◆ **TAREFA PROPOSTA**: Apresente em forma de lista numerada as linhas dos registros, da primeira até a linha com "white-cell-r12c1[interactable]: 67 [1, 1013, 93, 1105]", ambas incluídas. Deixe de fora as linhas em branco.

◆ **REGISTROS A PROCESSAR**:
- - - - - - -

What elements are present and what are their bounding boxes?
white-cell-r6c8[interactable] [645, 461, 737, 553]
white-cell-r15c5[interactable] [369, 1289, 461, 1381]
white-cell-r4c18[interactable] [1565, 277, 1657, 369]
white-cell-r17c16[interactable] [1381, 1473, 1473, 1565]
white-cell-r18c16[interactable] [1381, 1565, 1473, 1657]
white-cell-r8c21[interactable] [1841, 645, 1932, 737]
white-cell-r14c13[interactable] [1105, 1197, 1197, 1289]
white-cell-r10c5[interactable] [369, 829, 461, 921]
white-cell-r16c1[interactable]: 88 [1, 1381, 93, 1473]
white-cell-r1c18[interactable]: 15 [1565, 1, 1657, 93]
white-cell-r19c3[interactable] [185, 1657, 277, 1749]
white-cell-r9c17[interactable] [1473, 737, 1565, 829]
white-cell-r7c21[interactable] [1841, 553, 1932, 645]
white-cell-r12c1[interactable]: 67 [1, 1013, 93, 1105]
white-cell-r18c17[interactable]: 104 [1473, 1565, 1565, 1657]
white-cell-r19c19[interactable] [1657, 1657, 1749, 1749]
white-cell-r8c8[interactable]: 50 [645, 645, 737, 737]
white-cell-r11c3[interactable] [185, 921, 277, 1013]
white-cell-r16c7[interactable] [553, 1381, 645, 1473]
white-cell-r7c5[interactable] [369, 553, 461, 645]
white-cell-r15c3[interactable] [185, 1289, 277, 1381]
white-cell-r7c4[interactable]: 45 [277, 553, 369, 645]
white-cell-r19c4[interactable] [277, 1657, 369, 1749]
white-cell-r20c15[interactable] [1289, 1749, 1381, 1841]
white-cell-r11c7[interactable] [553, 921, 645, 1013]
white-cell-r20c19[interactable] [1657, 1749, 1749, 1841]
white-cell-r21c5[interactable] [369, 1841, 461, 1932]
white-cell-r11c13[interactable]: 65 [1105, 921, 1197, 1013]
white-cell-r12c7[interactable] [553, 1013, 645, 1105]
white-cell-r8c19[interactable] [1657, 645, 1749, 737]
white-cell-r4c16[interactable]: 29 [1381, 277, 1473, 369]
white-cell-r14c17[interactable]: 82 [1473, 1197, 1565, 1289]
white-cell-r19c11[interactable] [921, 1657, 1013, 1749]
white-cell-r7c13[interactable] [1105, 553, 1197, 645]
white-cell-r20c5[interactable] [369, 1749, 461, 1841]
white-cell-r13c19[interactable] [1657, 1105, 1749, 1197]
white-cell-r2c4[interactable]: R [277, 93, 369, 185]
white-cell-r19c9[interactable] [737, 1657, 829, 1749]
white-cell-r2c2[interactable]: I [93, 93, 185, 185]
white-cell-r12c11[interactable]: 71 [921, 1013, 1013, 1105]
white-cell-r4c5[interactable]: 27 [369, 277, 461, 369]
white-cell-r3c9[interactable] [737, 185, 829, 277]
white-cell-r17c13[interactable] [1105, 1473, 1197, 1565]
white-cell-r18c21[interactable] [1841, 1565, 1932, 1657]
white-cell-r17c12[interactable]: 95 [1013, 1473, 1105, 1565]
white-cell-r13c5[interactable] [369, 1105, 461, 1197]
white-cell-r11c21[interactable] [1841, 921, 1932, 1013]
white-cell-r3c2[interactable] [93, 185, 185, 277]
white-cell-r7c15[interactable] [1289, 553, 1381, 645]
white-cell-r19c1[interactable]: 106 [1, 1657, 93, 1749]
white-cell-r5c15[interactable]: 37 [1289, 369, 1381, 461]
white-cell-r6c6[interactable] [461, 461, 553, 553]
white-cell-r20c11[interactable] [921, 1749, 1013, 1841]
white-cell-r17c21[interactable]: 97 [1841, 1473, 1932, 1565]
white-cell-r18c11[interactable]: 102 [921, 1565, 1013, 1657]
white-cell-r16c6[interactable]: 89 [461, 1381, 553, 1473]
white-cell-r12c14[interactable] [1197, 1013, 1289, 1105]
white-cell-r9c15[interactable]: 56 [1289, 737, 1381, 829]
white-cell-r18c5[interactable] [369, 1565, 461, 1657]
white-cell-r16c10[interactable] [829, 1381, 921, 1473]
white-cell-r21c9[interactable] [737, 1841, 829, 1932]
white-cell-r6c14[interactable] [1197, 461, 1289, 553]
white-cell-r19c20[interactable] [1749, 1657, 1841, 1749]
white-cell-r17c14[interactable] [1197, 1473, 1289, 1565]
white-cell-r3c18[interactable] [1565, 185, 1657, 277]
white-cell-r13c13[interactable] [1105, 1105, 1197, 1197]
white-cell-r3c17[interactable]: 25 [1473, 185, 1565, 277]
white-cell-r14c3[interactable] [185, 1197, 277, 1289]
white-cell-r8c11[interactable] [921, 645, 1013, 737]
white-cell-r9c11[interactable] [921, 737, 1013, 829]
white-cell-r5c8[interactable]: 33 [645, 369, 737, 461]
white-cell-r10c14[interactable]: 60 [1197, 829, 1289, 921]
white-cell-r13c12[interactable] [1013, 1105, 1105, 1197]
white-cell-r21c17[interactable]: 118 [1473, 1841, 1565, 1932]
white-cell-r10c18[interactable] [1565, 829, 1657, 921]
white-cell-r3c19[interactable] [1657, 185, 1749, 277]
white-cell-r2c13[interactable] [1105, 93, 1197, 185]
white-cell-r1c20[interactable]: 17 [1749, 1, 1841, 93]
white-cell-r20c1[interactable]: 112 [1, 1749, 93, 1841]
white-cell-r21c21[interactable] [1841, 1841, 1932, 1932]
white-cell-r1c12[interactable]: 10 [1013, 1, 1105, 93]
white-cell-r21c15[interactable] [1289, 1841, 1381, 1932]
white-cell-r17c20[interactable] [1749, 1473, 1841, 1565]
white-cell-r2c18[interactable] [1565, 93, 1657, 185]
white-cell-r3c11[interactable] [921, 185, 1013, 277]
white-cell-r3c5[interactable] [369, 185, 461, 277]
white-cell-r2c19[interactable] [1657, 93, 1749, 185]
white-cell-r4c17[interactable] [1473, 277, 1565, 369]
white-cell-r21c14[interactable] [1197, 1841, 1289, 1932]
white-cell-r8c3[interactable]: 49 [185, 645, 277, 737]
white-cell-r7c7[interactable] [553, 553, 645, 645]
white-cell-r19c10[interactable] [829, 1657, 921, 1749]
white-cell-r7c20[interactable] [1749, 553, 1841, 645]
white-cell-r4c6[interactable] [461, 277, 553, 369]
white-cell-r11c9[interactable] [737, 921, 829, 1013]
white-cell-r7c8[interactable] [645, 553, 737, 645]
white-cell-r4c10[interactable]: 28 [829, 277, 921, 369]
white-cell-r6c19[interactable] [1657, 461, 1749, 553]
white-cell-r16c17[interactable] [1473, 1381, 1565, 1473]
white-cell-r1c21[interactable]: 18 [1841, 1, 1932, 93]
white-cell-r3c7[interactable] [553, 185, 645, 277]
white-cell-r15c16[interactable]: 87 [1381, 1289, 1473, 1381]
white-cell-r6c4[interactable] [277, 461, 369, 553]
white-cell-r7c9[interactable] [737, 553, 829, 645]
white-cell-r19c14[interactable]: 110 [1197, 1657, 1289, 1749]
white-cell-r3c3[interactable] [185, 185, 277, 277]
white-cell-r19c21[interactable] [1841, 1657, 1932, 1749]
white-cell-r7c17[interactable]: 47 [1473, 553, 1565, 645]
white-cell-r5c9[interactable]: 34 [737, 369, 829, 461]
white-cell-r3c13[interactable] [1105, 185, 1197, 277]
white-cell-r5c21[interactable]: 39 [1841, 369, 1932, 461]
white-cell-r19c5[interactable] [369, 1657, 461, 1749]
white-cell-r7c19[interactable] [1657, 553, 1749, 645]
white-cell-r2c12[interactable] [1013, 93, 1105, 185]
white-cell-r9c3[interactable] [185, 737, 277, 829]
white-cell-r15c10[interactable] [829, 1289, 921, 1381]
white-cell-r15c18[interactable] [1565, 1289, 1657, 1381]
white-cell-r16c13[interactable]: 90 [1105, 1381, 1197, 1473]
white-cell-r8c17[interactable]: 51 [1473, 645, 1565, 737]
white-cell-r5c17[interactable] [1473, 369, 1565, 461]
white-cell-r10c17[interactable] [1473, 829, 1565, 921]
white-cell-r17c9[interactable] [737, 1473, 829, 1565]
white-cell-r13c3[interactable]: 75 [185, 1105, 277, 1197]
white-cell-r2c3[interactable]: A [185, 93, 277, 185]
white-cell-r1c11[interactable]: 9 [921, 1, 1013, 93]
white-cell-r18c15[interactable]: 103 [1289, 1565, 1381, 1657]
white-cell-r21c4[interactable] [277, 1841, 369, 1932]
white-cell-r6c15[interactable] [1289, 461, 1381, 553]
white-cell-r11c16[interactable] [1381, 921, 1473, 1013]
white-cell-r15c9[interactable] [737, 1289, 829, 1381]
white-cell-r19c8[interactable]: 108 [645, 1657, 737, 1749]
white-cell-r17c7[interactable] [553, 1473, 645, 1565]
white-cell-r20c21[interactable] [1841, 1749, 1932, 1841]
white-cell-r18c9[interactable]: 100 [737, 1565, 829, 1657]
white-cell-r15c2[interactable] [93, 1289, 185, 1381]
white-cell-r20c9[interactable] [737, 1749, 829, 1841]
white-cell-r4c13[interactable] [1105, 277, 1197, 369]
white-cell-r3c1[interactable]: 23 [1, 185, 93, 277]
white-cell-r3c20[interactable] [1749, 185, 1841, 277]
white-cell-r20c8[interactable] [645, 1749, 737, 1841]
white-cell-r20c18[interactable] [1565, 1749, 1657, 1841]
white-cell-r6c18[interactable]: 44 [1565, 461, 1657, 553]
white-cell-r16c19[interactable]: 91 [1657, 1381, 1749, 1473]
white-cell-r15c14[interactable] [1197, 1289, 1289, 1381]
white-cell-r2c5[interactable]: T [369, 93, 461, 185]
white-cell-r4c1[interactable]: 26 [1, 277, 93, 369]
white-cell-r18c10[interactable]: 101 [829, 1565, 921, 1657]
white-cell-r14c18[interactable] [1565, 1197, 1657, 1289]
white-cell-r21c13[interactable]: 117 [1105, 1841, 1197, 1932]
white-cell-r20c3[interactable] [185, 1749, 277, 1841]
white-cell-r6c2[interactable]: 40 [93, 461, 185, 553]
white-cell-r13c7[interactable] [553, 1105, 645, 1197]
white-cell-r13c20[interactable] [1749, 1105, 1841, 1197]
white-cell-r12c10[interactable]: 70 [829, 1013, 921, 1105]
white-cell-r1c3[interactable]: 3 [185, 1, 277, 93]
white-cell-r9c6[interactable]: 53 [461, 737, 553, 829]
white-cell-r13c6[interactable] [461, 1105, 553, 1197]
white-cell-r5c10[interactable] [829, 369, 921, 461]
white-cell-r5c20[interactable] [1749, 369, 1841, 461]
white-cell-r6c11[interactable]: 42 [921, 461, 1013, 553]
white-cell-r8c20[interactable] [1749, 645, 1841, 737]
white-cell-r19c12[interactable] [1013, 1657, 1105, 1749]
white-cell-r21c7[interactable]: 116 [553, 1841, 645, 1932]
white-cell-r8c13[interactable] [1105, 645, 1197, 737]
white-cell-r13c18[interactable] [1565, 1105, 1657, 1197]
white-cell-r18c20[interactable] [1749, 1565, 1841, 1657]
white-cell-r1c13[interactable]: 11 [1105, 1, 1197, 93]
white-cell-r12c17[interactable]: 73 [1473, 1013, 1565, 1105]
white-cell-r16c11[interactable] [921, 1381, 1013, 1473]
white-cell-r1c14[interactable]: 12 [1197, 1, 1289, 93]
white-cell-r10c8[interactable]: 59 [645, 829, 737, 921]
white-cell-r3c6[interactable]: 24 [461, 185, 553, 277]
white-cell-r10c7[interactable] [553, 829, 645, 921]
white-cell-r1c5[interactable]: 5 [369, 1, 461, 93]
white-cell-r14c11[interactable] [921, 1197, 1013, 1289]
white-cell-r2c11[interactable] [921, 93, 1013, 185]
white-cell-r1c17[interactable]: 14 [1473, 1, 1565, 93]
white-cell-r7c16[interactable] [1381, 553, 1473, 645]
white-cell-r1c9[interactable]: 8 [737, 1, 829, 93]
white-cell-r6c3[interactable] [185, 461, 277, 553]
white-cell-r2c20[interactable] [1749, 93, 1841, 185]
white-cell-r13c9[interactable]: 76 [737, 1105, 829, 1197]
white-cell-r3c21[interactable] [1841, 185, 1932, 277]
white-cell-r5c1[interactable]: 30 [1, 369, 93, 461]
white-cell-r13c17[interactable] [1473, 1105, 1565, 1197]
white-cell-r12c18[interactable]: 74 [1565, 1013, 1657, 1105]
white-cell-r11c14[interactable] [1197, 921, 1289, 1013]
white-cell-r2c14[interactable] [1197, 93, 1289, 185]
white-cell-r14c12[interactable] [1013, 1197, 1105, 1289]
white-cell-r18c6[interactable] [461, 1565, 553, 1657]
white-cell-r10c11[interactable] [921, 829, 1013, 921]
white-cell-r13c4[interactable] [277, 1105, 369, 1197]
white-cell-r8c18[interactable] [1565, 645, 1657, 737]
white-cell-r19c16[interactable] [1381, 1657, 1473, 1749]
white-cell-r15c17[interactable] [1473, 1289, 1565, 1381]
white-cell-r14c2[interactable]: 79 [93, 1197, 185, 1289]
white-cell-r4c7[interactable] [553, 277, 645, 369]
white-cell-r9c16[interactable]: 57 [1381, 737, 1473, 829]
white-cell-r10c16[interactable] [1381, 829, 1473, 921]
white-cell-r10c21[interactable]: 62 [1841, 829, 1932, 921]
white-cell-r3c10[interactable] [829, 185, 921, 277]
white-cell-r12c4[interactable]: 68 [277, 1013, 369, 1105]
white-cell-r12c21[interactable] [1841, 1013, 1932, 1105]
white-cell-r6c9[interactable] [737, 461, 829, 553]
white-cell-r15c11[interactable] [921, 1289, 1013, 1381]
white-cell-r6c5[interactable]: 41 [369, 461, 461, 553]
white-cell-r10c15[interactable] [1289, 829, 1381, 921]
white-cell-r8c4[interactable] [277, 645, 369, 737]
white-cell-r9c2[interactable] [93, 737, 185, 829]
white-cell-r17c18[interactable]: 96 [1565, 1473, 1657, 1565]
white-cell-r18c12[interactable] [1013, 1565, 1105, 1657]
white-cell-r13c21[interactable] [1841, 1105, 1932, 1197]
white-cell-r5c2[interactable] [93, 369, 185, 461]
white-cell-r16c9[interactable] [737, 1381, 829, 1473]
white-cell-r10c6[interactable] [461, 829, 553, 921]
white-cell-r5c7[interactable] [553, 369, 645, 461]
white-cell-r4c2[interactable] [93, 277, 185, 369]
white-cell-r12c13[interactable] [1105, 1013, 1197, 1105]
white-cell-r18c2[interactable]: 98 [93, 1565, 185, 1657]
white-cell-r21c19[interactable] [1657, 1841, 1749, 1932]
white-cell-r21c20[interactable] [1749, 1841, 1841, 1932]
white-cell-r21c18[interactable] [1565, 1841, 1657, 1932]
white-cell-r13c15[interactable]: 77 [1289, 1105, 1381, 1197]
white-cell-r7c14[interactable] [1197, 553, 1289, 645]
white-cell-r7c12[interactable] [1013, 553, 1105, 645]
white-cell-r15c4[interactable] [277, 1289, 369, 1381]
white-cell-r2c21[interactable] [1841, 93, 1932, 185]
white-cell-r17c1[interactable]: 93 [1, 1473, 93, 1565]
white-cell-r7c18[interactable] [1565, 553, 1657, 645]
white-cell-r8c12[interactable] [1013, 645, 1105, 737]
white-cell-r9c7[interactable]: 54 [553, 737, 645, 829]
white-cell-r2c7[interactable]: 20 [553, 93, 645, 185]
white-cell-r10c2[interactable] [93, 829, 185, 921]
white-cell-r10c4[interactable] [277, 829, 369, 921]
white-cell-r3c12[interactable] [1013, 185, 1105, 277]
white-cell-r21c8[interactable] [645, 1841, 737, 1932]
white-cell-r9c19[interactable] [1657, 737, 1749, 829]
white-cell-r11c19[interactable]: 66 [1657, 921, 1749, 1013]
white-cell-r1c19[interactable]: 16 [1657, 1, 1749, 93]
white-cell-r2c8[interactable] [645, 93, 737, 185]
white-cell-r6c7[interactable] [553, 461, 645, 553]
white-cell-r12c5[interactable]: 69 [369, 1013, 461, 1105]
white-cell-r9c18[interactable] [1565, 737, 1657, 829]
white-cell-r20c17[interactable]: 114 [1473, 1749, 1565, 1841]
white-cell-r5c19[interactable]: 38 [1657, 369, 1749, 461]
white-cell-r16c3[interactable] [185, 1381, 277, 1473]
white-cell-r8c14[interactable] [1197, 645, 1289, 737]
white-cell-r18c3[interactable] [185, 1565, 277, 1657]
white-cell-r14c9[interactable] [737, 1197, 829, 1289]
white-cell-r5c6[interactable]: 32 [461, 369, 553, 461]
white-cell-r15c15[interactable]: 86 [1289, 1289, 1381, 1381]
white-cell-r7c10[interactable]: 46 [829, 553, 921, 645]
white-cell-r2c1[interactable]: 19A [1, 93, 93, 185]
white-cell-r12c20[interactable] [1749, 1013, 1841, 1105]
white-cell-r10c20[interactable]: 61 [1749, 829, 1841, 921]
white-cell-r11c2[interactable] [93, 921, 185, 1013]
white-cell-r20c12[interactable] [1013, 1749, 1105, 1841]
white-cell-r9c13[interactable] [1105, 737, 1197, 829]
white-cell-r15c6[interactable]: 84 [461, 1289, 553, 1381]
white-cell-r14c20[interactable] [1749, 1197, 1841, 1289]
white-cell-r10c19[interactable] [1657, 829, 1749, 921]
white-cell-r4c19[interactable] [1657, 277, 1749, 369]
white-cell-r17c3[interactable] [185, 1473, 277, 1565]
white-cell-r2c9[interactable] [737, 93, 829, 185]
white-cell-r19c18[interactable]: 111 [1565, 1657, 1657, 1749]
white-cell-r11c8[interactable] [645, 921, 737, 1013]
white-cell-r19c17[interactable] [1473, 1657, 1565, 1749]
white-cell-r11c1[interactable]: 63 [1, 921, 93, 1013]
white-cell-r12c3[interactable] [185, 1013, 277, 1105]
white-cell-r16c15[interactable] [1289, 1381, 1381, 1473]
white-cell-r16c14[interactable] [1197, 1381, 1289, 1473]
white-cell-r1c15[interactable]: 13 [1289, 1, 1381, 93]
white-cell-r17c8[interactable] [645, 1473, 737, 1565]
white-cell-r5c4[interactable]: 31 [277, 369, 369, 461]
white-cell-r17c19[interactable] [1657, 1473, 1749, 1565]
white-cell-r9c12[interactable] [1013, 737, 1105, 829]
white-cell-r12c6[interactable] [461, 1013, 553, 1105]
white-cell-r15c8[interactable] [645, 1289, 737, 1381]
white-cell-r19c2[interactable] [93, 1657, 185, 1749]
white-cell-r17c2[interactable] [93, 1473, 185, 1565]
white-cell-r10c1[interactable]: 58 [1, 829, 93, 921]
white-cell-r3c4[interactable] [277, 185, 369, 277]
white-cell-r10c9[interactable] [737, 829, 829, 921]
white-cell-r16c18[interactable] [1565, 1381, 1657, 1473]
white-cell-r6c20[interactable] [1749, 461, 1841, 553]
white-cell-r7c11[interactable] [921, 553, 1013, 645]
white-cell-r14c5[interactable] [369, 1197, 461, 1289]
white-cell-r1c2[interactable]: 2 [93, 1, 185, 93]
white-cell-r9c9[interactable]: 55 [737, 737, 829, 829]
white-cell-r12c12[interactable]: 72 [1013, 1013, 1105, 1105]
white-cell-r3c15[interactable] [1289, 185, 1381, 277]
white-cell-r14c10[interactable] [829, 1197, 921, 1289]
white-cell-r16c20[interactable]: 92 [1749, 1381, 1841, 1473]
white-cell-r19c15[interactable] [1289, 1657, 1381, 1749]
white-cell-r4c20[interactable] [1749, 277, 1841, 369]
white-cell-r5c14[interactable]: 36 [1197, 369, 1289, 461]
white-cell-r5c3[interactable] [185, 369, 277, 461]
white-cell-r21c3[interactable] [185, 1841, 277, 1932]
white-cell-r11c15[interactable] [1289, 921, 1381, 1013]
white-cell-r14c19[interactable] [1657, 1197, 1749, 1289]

- - - - - - -

◆ **SOLUÇÃO DO PROBLEMA**:
1. What elements are present and what are their bounding boxes?
2. white-cell-r6c8[interactable] [645, 461, 737, 553]
3. white-cell-r15c5[interactable] [369, 1289, 461, 1381]
4. white-cell-r4c18[interactable] [1565, 277, 1657, 369]
5. white-cell-r17c16[interactable] [1381, 1473, 1473, 1565]
6. white-cell-r18c16[interactable] [1381, 1565, 1473, 1657]
7. white-cell-r8c21[interactable] [1841, 645, 1932, 737]
8. white-cell-r14c13[interactable] [1105, 1197, 1197, 1289]
9. white-cell-r10c5[interactable] [369, 829, 461, 921]
10. white-cell-r16c1[interactable]: 88 [1, 1381, 93, 1473]
11. white-cell-r1c18[interactable]: 15 [1565, 1, 1657, 93]
12. white-cell-r19c3[interactable] [185, 1657, 277, 1749]
13. white-cell-r9c17[interactable] [1473, 737, 1565, 829]
14. white-cell-r7c21[interactable] [1841, 553, 1932, 645]
15. white-cell-r12c1[interactable]: 67 [1, 1013, 93, 1105]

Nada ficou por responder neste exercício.